• **INSTRUCTION**
Render the items from the first line through the line containing "category-label-line: Living/family room" as a JSON list of strings, one string per line, with blank lines omitted.
..............................
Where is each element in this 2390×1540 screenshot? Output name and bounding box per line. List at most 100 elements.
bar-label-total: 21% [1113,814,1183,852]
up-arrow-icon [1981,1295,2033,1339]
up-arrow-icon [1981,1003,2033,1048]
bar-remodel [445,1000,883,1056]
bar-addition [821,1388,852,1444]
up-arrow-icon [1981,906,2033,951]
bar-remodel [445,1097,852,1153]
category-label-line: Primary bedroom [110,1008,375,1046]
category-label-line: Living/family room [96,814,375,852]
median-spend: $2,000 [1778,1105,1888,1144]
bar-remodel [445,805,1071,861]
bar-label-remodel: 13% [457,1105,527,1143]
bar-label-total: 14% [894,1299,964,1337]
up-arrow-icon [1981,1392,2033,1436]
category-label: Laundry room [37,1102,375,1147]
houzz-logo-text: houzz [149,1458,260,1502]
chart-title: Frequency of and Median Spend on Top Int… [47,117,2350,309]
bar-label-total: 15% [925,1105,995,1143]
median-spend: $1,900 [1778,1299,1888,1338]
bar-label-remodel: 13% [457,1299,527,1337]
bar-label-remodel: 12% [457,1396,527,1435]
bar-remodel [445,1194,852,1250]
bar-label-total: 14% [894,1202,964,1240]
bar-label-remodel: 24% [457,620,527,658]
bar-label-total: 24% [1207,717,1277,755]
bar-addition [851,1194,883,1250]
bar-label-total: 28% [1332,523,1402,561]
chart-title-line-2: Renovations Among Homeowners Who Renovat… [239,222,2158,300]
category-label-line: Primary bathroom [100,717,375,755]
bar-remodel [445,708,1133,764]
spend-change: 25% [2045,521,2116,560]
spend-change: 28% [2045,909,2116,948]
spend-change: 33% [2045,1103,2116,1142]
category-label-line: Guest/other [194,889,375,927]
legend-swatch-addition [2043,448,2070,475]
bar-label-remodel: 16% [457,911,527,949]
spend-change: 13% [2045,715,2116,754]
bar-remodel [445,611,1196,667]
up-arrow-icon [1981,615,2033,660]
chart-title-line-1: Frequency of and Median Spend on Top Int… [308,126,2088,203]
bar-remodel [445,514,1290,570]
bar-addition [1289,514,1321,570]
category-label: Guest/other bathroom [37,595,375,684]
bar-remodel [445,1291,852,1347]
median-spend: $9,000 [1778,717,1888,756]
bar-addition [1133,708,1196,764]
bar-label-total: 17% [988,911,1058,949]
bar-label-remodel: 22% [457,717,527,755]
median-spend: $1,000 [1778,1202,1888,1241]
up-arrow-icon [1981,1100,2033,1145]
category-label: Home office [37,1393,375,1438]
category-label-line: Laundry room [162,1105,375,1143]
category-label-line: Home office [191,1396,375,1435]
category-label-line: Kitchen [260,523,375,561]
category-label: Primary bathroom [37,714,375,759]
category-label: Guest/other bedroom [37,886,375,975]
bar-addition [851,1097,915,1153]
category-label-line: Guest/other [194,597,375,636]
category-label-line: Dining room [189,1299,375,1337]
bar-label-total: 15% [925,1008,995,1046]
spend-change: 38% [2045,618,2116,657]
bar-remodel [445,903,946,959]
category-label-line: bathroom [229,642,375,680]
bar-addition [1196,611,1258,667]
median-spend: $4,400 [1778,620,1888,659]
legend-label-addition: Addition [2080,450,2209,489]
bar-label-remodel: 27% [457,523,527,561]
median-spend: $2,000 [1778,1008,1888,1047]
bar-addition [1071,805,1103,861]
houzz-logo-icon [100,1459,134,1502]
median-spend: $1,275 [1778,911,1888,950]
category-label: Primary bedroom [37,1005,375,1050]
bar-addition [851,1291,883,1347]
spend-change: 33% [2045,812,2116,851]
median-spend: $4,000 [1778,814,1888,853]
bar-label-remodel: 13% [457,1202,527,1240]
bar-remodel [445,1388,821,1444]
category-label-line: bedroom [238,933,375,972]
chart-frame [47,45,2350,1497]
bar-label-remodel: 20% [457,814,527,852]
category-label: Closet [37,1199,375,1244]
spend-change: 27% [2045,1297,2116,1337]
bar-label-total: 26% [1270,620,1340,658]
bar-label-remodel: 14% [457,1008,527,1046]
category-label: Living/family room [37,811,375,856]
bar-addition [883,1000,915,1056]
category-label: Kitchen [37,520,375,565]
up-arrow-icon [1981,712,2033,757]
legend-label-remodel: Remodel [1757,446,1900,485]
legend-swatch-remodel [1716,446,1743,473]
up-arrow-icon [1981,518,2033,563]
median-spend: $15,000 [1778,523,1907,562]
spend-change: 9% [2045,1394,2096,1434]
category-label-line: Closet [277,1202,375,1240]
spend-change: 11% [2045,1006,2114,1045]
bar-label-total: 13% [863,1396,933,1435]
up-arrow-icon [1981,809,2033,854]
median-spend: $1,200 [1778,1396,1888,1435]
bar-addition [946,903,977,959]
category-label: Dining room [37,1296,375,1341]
..............................
• **EXPECTED OUTPUT**
[
  "Where is each element in this 2390×1540 screenshot? Output name and bounding box per line. List at most 100 elements.",
  "bar-label-total: 21% [1113,814,1183,852]",
  "up-arrow-icon [1981,1295,2033,1339]",
  "up-arrow-icon [1981,1003,2033,1048]",
  "bar-remodel [445,1000,883,1056]",
  "bar-addition [821,1388,852,1444]",
  "up-arrow-icon [1981,906,2033,951]",
  "bar-remodel [445,1097,852,1153]",
  "category-label-line: Primary bedroom [110,1008,375,1046]",
  "category-label-line: Living/family room [96,814,375,852]"
]